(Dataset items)
....
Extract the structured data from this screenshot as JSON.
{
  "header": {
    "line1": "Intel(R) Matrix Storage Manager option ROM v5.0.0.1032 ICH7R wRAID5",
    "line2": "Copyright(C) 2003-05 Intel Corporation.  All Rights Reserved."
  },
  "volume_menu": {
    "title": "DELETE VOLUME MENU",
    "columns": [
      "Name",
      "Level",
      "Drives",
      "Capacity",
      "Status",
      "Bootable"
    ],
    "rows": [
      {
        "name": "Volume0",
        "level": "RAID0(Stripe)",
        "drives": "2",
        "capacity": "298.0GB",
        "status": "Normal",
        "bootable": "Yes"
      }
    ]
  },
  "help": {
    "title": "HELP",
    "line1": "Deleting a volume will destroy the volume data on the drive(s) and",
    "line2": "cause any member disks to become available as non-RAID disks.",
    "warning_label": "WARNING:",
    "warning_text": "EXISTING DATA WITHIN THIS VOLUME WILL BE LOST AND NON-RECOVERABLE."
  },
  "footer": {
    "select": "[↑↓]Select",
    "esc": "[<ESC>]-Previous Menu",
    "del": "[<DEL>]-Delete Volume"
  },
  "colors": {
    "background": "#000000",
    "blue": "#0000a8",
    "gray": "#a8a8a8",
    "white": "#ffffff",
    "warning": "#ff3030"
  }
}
....
Exercise instructions — Once more, set down the full listing, verbatim.

Correct response —
Extract the structured data from this screenshot as JSON.
{
  "header": {
    "line1": "Intel(R) Matrix Storage Manager option ROM v5.0.0.1032 ICH7R wRAID5",
    "line2": "Copyright(C) 2003-05 Intel Corporation.  All Rights Reserved."
  },
  "volume_menu": {
    "title": "DELETE VOLUME MENU",
    "columns": [
      "Name",
      "Level",
      "Drives",
      "Capacity",
      "Status",
      "Bootable"
    ],
    "rows": [
      {
        "name": "Volume0",
        "level": "RAID0(Stripe)",
        "drives": "2",
        "capacity": "298.0GB",
        "status": "Normal",
        "bootable": "Yes"
      }
    ]
  },
  "help": {
    "title": "HELP",
    "line1": "Deleting a volume will destroy the volume data on the drive(s) and",
    "line2": "cause any member disks to become available as non-RAID disks.",
    "warning_label": "WARNING:",
    "warning_text": "EXISTING DATA WITHIN THIS VOLUME WILL BE LOST AND NON-RECOVERABLE."
  },
  "footer": {
    "select": "[↑↓]Select",
    "esc": "[<ESC>]-Previous Menu",
    "del": "[<DEL>]-Delete Volume"
  },
  "colors": {
    "background": "#000000",
    "blue": "#0000a8",
    "gray": "#a8a8a8",
    "white": "#ffffff",
    "warning": "#ff3030"
  }
}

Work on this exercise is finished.